**INPUT DATA**

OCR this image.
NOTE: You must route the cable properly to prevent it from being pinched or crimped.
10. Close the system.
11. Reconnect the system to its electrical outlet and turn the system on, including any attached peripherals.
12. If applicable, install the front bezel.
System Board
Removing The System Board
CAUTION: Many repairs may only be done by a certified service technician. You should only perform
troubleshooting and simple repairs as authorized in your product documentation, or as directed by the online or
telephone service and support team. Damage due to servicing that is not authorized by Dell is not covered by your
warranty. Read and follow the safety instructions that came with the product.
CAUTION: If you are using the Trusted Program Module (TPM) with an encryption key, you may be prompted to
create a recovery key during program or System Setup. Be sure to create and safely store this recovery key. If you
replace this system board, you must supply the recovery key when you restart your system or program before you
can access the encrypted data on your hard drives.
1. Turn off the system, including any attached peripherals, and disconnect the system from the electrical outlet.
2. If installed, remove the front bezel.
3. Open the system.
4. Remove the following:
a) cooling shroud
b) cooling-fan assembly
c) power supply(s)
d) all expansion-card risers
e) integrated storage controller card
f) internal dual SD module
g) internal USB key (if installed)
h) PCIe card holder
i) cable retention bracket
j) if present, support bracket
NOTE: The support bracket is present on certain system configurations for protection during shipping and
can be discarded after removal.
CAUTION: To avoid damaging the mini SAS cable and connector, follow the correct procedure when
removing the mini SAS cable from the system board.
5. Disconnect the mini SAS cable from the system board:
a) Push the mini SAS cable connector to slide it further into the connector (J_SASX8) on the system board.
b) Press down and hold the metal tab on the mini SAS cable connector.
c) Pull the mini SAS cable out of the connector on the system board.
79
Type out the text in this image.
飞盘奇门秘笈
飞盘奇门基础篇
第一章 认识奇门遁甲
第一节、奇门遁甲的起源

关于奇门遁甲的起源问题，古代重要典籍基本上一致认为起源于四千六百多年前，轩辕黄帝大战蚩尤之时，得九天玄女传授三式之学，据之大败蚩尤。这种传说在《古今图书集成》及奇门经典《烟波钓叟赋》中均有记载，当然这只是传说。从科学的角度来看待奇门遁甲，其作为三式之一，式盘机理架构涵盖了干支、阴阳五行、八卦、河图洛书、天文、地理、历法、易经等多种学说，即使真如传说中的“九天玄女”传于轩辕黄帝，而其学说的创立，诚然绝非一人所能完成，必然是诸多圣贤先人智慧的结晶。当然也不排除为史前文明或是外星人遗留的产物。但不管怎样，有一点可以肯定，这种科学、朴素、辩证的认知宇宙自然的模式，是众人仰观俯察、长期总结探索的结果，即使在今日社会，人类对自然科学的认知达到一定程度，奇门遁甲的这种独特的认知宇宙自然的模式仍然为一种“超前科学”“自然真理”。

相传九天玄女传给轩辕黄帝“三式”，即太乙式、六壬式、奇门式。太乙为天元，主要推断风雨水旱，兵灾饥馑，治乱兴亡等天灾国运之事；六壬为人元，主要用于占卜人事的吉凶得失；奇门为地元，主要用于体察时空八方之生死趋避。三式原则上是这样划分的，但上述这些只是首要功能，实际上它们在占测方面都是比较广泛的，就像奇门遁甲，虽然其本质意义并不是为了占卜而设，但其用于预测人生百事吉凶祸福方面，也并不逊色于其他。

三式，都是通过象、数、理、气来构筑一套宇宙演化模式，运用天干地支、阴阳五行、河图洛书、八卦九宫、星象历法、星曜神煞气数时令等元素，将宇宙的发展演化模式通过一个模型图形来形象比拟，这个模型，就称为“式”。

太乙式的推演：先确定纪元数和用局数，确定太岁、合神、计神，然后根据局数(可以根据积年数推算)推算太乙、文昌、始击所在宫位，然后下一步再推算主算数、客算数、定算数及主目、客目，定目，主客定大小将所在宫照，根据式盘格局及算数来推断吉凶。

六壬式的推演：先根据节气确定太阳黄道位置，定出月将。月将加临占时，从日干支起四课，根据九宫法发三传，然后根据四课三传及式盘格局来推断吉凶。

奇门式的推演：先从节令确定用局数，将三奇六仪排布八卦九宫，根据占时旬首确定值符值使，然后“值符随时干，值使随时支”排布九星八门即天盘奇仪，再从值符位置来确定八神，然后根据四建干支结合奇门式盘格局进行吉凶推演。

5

**WHAT YOU SHOULD DO**
From the listing above, extract all records word for word.

**THE REPLY**
OCR this image.
NOTE: You must route the cable properly to prevent it from being pinched or crimped.
10. Close the system.
11. Reconnect the system to its electrical outlet and turn the system on, including any attached peripherals.
12. If applicable, install the front bezel.
System Board
Removing The System Board
CAUTION: Many repairs may only be done by a certified service technician. You should only perform
troubleshooting and simple repairs as authorized in your product documentation, or as directed by the online or
telephone service and support team. Damage due to servicing that is not authorized by Dell is not covered by your
warranty. Read and follow the safety instructions that came with the product.
CAUTION: If you are using the Trusted Program Module (TPM) with an encryption key, you may be prompted to
create a recovery key during program or System Setup. Be sure to create and safely store this recovery key. If you
replace this system board, you must supply the recovery key when you restart your system or program before you
can access the encrypted data on your hard drives.
1. Turn off the system, including any attached peripherals, and disconnect the system from the electrical outlet.
2. If installed, remove the front bezel.
3. Open the system.
4. Remove the following:
a) cooling shroud
b) cooling-fan assembly
c) power supply(s)
d) all expansion-card risers
e) integrated storage controller card
f) internal dual SD module
g) internal USB key (if installed)
h) PCIe card holder
i) cable retention bracket
j) if present, support bracket
NOTE: The support bracket is present on certain system configurations for protection during shipping and
can be discarded after removal.
CAUTION: To avoid damaging the mini SAS cable and connector, follow the correct procedure when
removing the mini SAS cable from the system board.
5. Disconnect the mini SAS cable from the system board:
a) Push the mini SAS cable connector to slide it further into the connector (J_SASX8) on the system board.
b) Press down and hold the metal tab on the mini SAS cable connector.
c) Pull the mini SAS cable out of the connector on the system board.
79
Type out the text in this image.
飞盘奇门秘笈
飞盘奇门基础篇
第一章 认识奇门遁甲
第一节、奇门遁甲的起源

关于奇门遁甲的起源问题，古代重要典籍基本上一致认为起源于四千六百多年前，轩辕黄帝大战蚩尤之时，得九天玄女传授三式之学，据之大败蚩尤。这种传说在《古今图书集成》及奇门经典《烟波钓叟赋》中均有记载，当然这只是传说。从科学的角度来看待奇门遁甲，其作为三式之一，式盘机理架构涵盖了干支、阴阳五行、八卦、河图洛书、天文、地理、历法、易经等多种学说，即使真如传说中的“九天玄女”传于轩辕黄帝，而其学说的创立，诚然绝非一人所能完成，必然是诸多圣贤先人智慧的结晶。当然也不排除为史前文明或是外星人遗留的产物。但不管怎样，有一点可以肯定，这种科学、朴素、辩证的认知宇宙自然的模式，是众人仰观俯察、长期总结探索的结果，即使在今日社会，人类对自然科学的认知达到一定程度，奇门遁甲的这种独特的认知宇宙自然的模式仍然为一种“超前科学”“自然真理”。

相传九天玄女传给轩辕黄帝“三式”，即太乙式、六壬式、奇门式。太乙为天元，主要推断风雨水旱，兵灾饥馑，治乱兴亡等天灾国运之事；六壬为人元，主要用于占卜人事的吉凶得失；奇门为地元，主要用于体察时空八方之生死趋避。三式原则上是这样划分的，但上述这些只是首要功能，实际上它们在占测方面都是比较广泛的，就像奇门遁甲，虽然其本质意义并不是为了占卜而设，但其用于预测人生百事吉凶祸福方面，也并不逊色于其他。

三式，都是通过象、数、理、气来构筑一套宇宙演化模式，运用天干地支、阴阳五行、河图洛书、八卦九宫、星象历法、星曜神煞气数时令等元素，将宇宙的发展演化模式通过一个模型图形来形象比拟，这个模型，就称为“式”。

太乙式的推演：先确定纪元数和用局数，确定太岁、合神、计神，然后根据局数(可以根据积年数推算)推算太乙、文昌、始击所在宫位，然后下一步再推算主算数、客算数、定算数及主目、客目，定目，主客定大小将所在宫照，根据式盘格局及算数来推断吉凶。

六壬式的推演：先根据节气确定太阳黄道位置，定出月将。月将加临占时，从日干支起四课，根据九宫法发三传，然后根据四课三传及式盘格局来推断吉凶。

奇门式的推演：先从节令确定用局数，将三奇六仪排布八卦九宫，根据占时旬首确定值符值使，然后“值符随时干，值使随时支”排布九星八门即天盘奇仪，再从值符位置来确定八神，然后根据四建干支结合奇门式盘格局进行吉凶推演。

5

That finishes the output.